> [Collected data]
>> begin

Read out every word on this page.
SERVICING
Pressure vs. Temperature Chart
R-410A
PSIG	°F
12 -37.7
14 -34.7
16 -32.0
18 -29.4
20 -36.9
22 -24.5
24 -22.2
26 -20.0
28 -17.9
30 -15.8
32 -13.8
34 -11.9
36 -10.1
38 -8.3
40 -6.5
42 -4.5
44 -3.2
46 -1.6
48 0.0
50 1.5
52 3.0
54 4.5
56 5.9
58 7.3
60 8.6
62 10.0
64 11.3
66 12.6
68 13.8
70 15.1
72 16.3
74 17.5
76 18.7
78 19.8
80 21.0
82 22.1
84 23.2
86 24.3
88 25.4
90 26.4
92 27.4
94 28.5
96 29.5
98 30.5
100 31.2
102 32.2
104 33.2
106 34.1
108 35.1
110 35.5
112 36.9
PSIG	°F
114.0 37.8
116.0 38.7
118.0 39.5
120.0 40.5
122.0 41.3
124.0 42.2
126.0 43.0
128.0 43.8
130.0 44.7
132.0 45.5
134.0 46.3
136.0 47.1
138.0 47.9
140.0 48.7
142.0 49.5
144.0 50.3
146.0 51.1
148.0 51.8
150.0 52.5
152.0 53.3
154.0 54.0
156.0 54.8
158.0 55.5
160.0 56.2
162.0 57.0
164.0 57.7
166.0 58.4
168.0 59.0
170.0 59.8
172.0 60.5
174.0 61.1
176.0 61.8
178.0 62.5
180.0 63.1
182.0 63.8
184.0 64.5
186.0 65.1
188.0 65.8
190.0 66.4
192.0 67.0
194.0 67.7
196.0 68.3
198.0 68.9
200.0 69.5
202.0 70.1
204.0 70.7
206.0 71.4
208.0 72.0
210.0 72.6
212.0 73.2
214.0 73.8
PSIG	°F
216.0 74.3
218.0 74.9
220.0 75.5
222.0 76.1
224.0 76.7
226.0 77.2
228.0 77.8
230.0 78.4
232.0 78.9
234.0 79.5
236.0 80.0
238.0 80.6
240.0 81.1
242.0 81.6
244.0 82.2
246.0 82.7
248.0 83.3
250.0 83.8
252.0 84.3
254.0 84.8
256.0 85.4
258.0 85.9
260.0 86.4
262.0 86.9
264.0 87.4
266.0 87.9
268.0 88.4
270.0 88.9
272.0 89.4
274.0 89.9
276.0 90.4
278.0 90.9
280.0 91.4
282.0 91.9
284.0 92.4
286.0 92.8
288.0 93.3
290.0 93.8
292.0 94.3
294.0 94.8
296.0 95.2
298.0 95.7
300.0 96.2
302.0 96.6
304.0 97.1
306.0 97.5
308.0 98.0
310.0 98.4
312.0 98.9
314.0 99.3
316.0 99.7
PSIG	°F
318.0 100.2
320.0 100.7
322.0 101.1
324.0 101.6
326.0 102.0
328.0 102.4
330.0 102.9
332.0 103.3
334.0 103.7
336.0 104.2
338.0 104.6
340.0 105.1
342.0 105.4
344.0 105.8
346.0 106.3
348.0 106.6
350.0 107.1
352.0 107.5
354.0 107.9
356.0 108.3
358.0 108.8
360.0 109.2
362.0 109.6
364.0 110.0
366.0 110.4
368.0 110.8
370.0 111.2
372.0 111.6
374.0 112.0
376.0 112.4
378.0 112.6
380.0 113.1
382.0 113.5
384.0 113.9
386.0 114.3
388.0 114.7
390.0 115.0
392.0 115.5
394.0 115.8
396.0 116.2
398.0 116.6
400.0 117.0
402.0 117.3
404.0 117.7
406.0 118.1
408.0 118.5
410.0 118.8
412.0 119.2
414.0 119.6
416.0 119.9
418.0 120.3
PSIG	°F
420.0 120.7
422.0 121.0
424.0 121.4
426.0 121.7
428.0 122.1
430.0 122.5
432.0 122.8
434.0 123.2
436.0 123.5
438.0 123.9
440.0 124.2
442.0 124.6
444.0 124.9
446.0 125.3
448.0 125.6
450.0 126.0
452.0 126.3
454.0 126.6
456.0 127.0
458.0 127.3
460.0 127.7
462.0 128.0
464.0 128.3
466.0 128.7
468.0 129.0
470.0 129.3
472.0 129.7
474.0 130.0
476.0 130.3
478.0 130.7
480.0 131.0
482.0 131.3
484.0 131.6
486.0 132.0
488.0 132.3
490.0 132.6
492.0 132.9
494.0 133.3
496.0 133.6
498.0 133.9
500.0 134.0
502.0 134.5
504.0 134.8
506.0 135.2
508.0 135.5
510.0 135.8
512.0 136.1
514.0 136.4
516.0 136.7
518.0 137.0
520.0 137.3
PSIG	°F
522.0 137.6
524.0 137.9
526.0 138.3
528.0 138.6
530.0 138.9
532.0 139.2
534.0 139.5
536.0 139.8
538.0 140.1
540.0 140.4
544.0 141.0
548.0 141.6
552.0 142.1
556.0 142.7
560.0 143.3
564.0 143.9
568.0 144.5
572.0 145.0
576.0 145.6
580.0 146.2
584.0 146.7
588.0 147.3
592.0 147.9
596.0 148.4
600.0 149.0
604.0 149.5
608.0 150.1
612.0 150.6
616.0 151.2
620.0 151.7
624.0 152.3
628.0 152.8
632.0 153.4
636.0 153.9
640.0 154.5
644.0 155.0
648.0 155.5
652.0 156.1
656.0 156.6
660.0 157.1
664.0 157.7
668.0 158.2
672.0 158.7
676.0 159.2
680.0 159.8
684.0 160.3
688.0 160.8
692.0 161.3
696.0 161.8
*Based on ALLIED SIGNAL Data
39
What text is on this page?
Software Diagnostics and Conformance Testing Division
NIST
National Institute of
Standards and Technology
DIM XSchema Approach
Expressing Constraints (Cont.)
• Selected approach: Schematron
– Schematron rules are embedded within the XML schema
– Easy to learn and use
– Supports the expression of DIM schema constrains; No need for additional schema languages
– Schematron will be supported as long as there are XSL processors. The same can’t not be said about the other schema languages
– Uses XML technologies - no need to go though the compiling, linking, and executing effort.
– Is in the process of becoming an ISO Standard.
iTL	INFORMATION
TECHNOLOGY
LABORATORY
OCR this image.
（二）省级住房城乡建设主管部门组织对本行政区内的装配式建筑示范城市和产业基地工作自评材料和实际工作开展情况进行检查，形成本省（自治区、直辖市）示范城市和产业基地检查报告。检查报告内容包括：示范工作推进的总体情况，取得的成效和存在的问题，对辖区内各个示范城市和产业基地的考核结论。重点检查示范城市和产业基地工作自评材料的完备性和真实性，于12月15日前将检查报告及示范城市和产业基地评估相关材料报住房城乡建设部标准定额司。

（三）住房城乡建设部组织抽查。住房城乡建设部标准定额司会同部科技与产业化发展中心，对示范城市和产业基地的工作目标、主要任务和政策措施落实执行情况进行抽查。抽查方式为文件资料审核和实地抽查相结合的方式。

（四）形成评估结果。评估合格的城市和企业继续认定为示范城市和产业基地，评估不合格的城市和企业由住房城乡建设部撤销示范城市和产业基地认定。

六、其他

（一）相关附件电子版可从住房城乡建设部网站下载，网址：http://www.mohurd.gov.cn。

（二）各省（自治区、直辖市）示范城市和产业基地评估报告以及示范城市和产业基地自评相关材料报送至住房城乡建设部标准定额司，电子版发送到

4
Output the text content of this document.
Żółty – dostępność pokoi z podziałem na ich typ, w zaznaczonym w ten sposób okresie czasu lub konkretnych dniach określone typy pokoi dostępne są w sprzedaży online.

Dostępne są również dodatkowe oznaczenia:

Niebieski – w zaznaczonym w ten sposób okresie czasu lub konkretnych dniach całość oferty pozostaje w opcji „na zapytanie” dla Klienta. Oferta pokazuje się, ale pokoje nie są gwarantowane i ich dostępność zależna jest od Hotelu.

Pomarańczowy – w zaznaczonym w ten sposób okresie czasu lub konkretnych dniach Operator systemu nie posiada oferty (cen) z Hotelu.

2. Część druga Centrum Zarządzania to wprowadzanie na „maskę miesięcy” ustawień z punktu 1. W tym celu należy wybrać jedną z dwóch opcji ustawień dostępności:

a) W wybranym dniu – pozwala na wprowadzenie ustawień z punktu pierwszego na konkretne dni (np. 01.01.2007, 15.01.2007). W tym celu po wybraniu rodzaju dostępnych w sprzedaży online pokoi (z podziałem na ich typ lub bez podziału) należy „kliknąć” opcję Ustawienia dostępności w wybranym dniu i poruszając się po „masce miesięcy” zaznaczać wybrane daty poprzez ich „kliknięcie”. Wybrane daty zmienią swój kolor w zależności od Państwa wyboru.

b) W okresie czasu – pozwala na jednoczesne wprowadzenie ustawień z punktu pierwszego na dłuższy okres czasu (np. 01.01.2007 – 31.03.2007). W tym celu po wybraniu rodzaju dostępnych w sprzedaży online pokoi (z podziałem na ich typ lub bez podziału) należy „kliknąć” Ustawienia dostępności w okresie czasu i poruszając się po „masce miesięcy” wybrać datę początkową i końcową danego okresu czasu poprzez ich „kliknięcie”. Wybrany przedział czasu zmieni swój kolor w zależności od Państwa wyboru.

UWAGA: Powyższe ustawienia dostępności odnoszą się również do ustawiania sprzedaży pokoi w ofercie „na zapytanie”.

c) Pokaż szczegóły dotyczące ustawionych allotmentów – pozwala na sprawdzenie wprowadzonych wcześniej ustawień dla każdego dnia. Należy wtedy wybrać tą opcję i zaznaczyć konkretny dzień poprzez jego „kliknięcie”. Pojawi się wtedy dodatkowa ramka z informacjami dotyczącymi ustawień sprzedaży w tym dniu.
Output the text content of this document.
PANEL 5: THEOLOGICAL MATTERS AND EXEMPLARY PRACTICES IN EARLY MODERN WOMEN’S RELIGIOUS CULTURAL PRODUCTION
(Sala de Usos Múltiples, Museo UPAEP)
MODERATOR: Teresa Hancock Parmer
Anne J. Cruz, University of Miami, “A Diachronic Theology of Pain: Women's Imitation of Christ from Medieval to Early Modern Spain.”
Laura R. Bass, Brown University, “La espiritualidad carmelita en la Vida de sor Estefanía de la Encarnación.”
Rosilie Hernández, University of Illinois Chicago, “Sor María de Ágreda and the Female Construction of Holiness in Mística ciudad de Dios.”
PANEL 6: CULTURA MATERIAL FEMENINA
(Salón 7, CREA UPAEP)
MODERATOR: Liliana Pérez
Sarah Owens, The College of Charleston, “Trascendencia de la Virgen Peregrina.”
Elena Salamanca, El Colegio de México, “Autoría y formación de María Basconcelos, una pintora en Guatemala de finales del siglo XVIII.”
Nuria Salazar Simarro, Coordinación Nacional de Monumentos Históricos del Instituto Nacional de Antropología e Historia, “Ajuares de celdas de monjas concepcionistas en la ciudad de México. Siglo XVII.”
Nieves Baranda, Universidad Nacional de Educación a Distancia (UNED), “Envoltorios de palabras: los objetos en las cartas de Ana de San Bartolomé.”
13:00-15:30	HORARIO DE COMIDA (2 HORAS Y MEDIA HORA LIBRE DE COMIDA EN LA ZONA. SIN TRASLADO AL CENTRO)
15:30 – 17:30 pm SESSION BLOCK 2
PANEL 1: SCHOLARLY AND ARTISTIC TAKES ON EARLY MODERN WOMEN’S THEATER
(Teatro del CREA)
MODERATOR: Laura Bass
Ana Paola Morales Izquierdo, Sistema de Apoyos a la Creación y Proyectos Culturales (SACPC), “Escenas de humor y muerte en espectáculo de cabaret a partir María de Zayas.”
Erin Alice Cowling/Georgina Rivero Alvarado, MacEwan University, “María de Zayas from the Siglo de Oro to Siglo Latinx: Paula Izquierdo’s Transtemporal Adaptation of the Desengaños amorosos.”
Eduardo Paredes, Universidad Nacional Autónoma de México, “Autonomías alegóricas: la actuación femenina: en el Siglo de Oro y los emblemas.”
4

>> end

> [Stated problem] Which lines contain "miesięcy"? Show each of them.

> [Result of this exercise]
2. Część druga Centrum Zarządzania to wprowadzanie na „maskę miesięcy” ustawień z punktu 1. W tym celu należy wybrać jedną z dwóch opcji ustawień dostępności:
a) W wybranym dniu – pozwala na wprowadzenie ustawień z punktu pierwszego na konkretne dni (np. 01.01.2007, 15.01.2007). W tym celu po wybraniu rodzaju dostępnych w sprzedaży online pokoi (z podziałem na ich typ lub bez podziału) należy „kliknąć” opcję Ustawienia dostępności w wybranym dniu i poruszając się po „masce miesięcy” zaznaczać wybrane daty poprzez ich „kliknięcie”. Wybrane daty zmienią swój kolor w zależności od Państwa wyboru.
b) W okresie czasu – pozwala na jednoczesne wprowadzenie ustawień z punktu pierwszego na dłuższy okres czasu (np. 01.01.2007 – 31.03.2007). W tym celu po wybraniu rodzaju dostępnych w sprzedaży online pokoi (z podziałem na ich typ lub bez podziału) należy „kliknąć” Ustawienia dostępności w okresie czasu i poruszając się po „masce miesięcy” wybrać datę początkową i końcową danego okresu czasu poprzez ich „kliknięcie”. Wybrany przedział czasu zmieni swój kolor w zależności od Państwa wyboru.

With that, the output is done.